Exercise inputs »
>> Start

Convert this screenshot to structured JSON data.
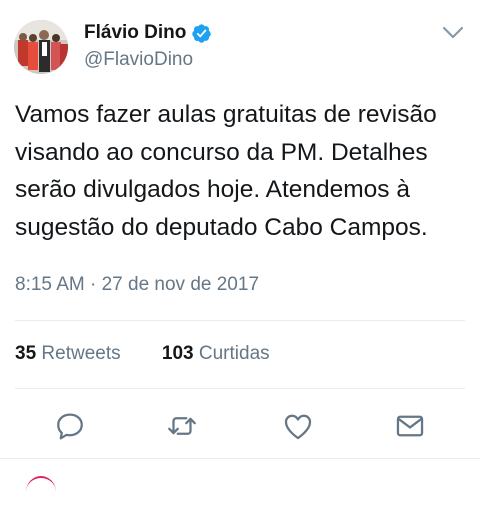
{
  "tweet": {
    "author_name": "Flávio Dino",
    "handle": "@FlavioDino",
    "text": "Vamos fazer aulas gratuitas de revisão\nvisando ao concurso da PM. Detalhes\nserão divulgados hoje. Atendemos à\nsugestão do deputado Cabo Campos.",
    "timestamp": "8:15 AM · 27 de nov de 2017",
    "retweets_count": "35",
    "retweets_label": "Retweets",
    "likes_count": "103",
    "likes_label": "Curtidas"
  },
  "icons": {
    "verified": "verified-badge-icon",
    "menu": "chevron-down-icon",
    "reply": "reply-icon",
    "retweet": "retweet-icon",
    "like": "heart-icon",
    "share": "envelope-icon"
  },
  "colors": {
    "verified_blue": "#1da1f2",
    "secondary_text": "#657786",
    "icon_gray": "#657786",
    "divider": "#e6ecf0"
  }
}
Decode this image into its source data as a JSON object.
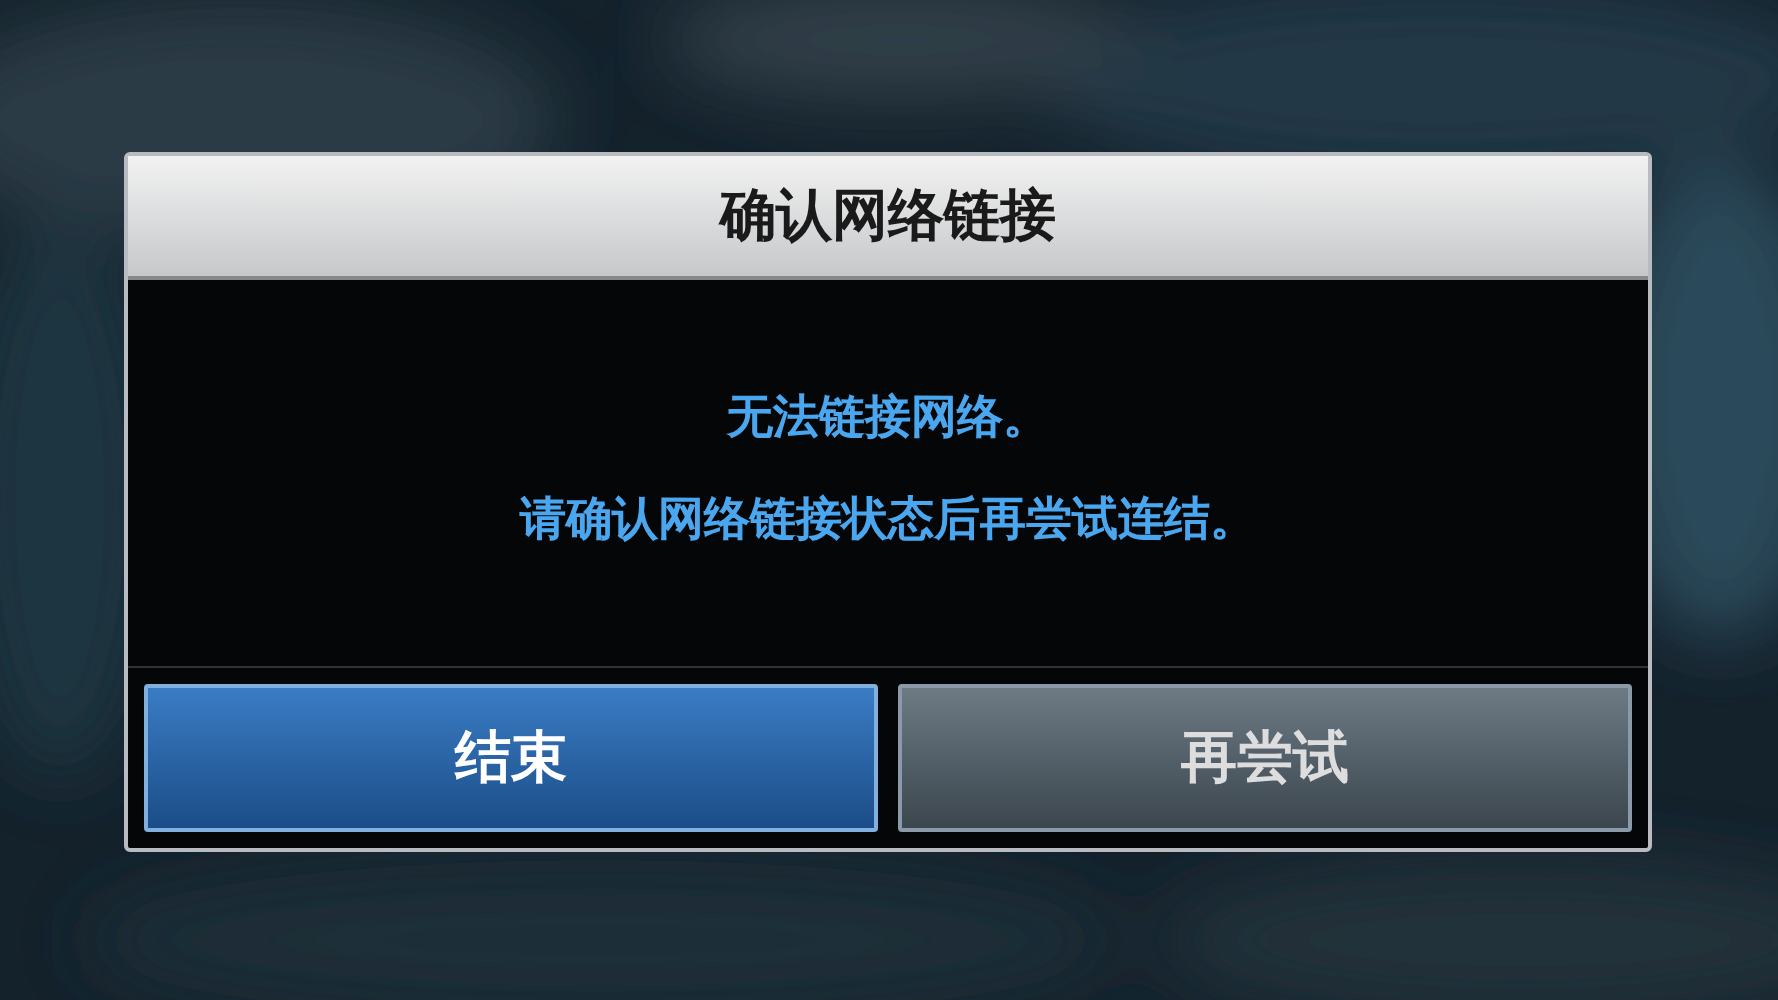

>> End

Task directions »
Reproduce all of the material above word for word. Omit the pictures.

Output of the task »
Convert this screenshot to structured JSON data.
{
  "tweet": {
    "author_name": "Flávio Dino",
    "handle": "@FlavioDino",
    "text": "Vamos fazer aulas gratuitas de revisão\nvisando ao concurso da PM. Detalhes\nserão divulgados hoje. Atendemos à\nsugestão do deputado Cabo Campos.",
    "timestamp": "8:15 AM · 27 de nov de 2017",
    "retweets_count": "35",
    "retweets_label": "Retweets",
    "likes_count": "103",
    "likes_label": "Curtidas"
  },
  "icons": {
    "verified": "verified-badge-icon",
    "menu": "chevron-down-icon",
    "reply": "reply-icon",
    "retweet": "retweet-icon",
    "like": "heart-icon",
    "share": "envelope-icon"
  },
  "colors": {
    "verified_blue": "#1da1f2",
    "secondary_text": "#657786",
    "icon_gray": "#657786",
    "divider": "#e6ecf0"
  }
}
Decode this image into its source data as a JSON object.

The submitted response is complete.